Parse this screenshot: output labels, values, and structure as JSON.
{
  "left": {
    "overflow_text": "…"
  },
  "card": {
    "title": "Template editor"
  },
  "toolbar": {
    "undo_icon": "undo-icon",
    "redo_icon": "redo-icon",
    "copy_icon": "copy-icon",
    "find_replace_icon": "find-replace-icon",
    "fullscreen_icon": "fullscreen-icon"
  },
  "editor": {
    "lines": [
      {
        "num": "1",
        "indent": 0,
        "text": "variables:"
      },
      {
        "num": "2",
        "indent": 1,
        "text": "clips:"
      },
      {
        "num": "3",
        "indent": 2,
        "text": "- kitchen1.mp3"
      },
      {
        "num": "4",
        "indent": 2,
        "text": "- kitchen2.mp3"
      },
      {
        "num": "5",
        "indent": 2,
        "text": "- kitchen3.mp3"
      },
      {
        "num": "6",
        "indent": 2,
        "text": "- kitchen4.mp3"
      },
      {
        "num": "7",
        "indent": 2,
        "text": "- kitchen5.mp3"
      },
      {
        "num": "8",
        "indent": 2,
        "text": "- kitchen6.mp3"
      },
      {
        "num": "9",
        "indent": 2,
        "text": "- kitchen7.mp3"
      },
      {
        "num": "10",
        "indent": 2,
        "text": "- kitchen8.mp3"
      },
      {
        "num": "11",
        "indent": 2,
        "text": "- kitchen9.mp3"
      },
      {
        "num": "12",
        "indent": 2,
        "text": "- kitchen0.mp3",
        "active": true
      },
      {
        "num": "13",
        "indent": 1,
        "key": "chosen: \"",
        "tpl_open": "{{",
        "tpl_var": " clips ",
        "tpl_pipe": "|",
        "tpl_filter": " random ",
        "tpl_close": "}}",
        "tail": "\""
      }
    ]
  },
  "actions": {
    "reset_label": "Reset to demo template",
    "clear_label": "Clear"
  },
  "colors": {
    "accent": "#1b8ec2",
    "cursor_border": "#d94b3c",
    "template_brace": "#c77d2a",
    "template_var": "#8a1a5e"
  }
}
* * *
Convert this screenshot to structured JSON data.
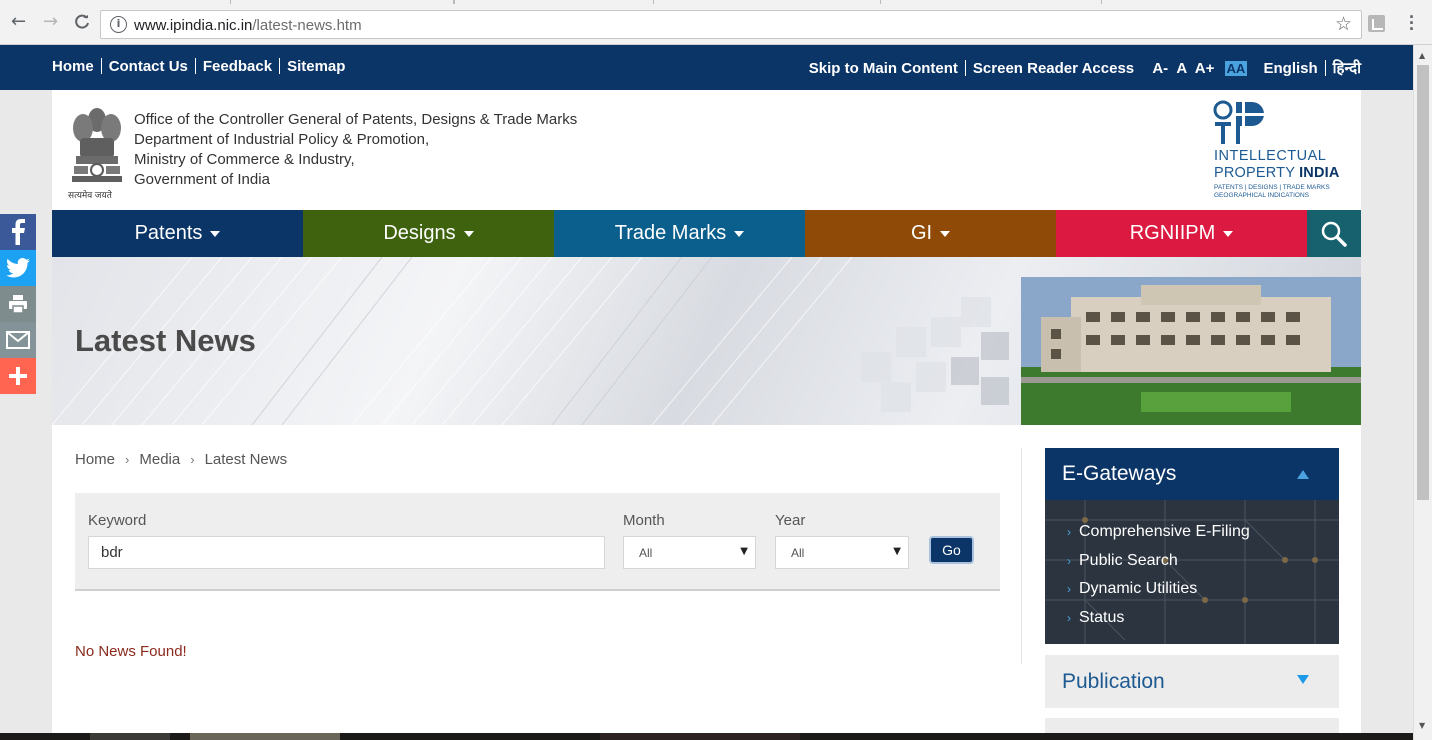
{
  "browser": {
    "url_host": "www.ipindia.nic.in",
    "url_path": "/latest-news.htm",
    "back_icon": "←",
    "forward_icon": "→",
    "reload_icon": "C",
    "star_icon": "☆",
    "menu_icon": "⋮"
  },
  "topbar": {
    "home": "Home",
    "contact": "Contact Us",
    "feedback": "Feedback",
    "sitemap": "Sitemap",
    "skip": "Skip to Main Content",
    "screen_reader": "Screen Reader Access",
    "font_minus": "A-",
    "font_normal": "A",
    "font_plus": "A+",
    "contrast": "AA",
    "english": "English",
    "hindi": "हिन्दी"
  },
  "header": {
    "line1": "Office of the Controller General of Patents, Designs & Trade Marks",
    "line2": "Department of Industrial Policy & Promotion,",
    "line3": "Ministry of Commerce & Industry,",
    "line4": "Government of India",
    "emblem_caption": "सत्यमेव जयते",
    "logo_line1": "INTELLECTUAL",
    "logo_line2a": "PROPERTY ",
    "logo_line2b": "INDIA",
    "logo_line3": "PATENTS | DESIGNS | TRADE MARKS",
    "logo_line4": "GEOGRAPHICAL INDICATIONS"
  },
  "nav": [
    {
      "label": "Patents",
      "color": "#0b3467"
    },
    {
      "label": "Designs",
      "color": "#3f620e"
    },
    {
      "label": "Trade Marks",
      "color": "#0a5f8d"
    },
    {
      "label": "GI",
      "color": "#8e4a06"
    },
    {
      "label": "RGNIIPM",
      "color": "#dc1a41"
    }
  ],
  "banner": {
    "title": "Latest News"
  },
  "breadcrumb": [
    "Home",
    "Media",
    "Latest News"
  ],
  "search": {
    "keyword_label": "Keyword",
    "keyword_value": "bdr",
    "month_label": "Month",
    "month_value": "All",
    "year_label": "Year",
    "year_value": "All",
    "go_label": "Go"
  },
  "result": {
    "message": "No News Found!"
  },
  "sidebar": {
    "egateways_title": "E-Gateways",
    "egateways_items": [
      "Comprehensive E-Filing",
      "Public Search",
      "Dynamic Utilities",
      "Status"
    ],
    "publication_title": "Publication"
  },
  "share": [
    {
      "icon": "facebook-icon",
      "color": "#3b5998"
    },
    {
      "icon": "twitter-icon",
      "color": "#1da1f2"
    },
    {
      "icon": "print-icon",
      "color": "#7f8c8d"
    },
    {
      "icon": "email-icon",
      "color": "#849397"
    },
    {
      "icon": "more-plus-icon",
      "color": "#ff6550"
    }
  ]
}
...
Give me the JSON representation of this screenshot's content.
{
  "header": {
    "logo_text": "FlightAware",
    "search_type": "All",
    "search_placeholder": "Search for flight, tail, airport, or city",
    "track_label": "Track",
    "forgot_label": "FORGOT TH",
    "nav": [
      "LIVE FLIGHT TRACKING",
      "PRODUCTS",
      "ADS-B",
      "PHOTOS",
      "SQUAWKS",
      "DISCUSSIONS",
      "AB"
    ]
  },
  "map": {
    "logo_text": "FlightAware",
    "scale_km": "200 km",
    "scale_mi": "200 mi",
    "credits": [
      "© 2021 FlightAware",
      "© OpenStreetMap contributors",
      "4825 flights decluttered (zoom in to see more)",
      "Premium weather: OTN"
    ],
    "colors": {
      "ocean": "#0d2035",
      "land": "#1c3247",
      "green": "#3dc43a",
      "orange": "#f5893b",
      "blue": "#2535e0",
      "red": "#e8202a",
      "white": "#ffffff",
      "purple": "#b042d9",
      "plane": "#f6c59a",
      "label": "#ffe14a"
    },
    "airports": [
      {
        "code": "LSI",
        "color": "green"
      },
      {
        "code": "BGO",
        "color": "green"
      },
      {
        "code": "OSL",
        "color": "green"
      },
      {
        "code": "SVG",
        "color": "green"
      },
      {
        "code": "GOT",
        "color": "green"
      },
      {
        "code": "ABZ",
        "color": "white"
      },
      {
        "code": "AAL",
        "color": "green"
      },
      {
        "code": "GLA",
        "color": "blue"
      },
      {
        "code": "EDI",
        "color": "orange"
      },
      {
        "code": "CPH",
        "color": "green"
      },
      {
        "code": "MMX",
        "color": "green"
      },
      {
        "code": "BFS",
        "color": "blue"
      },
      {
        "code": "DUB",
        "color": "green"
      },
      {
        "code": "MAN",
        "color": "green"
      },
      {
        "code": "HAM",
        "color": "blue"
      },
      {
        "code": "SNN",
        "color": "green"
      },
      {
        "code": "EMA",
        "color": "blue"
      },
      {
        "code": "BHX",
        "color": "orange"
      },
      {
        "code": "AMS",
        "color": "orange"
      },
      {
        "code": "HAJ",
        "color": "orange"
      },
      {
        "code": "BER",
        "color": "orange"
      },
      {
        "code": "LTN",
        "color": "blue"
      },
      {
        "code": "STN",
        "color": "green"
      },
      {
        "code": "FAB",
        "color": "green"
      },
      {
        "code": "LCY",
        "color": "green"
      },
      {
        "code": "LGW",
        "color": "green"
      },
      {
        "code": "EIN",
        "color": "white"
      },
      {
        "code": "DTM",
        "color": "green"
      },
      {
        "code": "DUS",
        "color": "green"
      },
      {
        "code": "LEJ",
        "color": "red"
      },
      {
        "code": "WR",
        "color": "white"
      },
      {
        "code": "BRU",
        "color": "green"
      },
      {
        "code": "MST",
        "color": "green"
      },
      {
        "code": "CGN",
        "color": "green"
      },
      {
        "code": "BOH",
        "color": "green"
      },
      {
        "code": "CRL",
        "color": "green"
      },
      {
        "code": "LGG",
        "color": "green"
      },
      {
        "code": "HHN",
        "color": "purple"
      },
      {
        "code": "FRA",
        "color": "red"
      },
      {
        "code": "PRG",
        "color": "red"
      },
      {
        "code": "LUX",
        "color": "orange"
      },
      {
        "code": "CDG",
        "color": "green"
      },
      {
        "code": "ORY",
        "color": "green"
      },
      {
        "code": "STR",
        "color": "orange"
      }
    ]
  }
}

## [TASK TO CARRY OUT]
Of the lines above, how many include the word "tail"? Reply with the number only.

## [ANSWER TO THE TASK]
2